Repeat each line of the material below exactly as it appears, minus any pictures.
'''
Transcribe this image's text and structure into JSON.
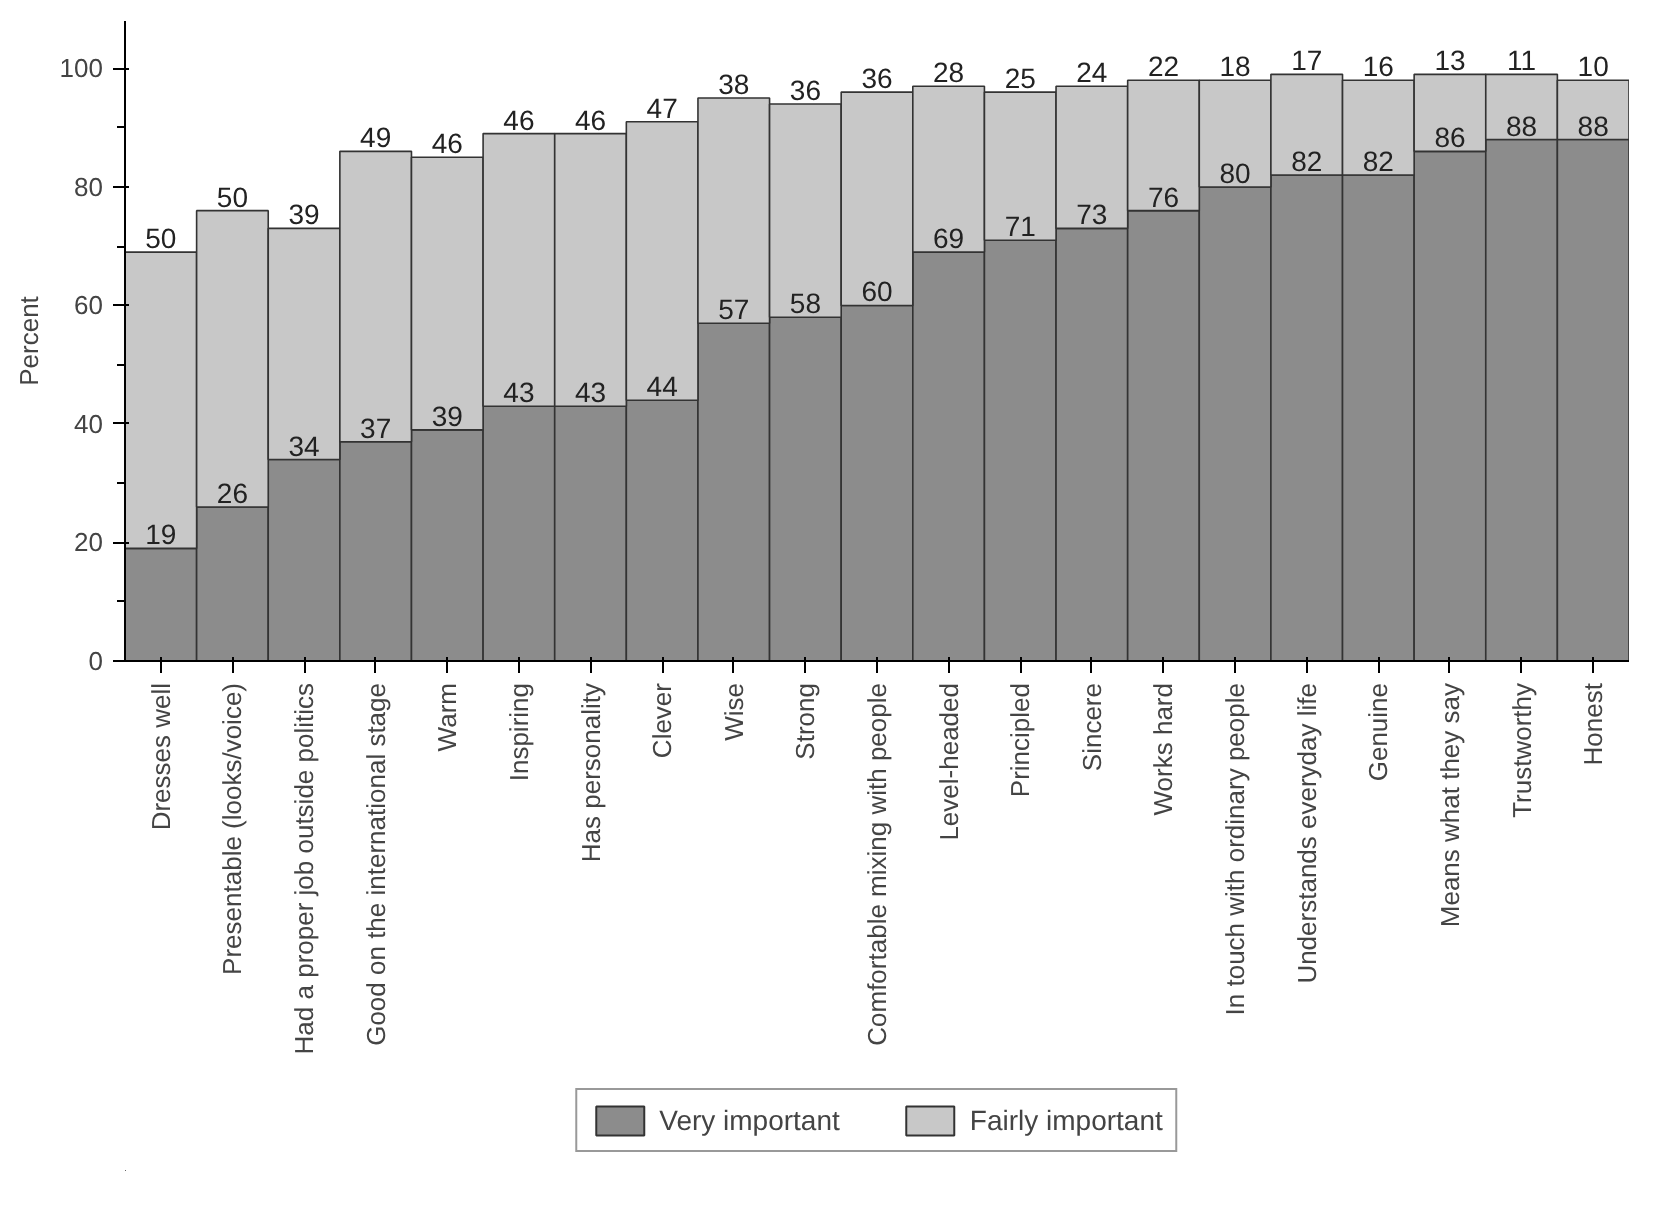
{
  "chart_data": {
    "type": "bar",
    "stacked": true,
    "ylabel": "Percent",
    "categories": [
      "Dresses well",
      "Presentable (looks/voice)",
      "Had a proper job outside politics",
      "Good on the international stage",
      "Warm",
      "Inspiring",
      "Has personality",
      "Clever",
      "Wise",
      "Strong",
      "Comfortable mixing with people",
      "Level-headed",
      "Principled",
      "Sincere",
      "Works hard",
      "In touch with ordinary people",
      "Understands everyday life",
      "Genuine",
      "Means what they say",
      "Trustworthy",
      "Honest"
    ],
    "series": [
      {
        "name": "Very important",
        "color": "#8c8c8c",
        "values": [
          19,
          26,
          34,
          37,
          39,
          43,
          43,
          44,
          57,
          58,
          60,
          69,
          71,
          73,
          76,
          80,
          82,
          82,
          86,
          88,
          88
        ]
      },
      {
        "name": "Fairly important",
        "color": "#c8c8c8",
        "values": [
          50,
          50,
          39,
          49,
          46,
          46,
          46,
          47,
          38,
          36,
          36,
          28,
          25,
          24,
          22,
          18,
          17,
          16,
          13,
          11,
          10
        ]
      }
    ],
    "ylim": [
      0,
      108
    ],
    "yticks": [
      0,
      {
        "value": 10,
        "label": null
      },
      20,
      {
        "value": 30,
        "label": null
      },
      40,
      {
        "value": 50,
        "label": null
      },
      60,
      {
        "value": 70,
        "label": null
      },
      80,
      {
        "value": 90,
        "label": null
      },
      100
    ],
    "data_labels": true,
    "legend": "bottom",
    "grid": false
  }
}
'''
:: Solution ::
Transcribe this image's text and structure into JSON.
{
  "chart_data": {
    "type": "bar",
    "stacked": true,
    "ylabel": "Percent",
    "categories": [
      "Dresses well",
      "Presentable (looks/voice)",
      "Had a proper job outside politics",
      "Good on the international stage",
      "Warm",
      "Inspiring",
      "Has personality",
      "Clever",
      "Wise",
      "Strong",
      "Comfortable mixing with people",
      "Level-headed",
      "Principled",
      "Sincere",
      "Works hard",
      "In touch with ordinary people",
      "Understands everyday life",
      "Genuine",
      "Means what they say",
      "Trustworthy",
      "Honest"
    ],
    "series": [
      {
        "name": "Very important",
        "color": "#8c8c8c",
        "values": [
          19,
          26,
          34,
          37,
          39,
          43,
          43,
          44,
          57,
          58,
          60,
          69,
          71,
          73,
          76,
          80,
          82,
          82,
          86,
          88,
          88
        ]
      },
      {
        "name": "Fairly important",
        "color": "#c8c8c8",
        "values": [
          50,
          50,
          39,
          49,
          46,
          46,
          46,
          47,
          38,
          36,
          36,
          28,
          25,
          24,
          22,
          18,
          17,
          16,
          13,
          11,
          10
        ]
      }
    ],
    "ylim": [
      0,
      108
    ],
    "yticks": [
      0,
      {
        "value": 10,
        "label": null
      },
      20,
      {
        "value": 30,
        "label": null
      },
      40,
      {
        "value": 50,
        "label": null
      },
      60,
      {
        "value": 70,
        "label": null
      },
      80,
      {
        "value": 90,
        "label": null
      },
      100
    ],
    "data_labels": true,
    "legend": "bottom",
    "grid": false
  }
}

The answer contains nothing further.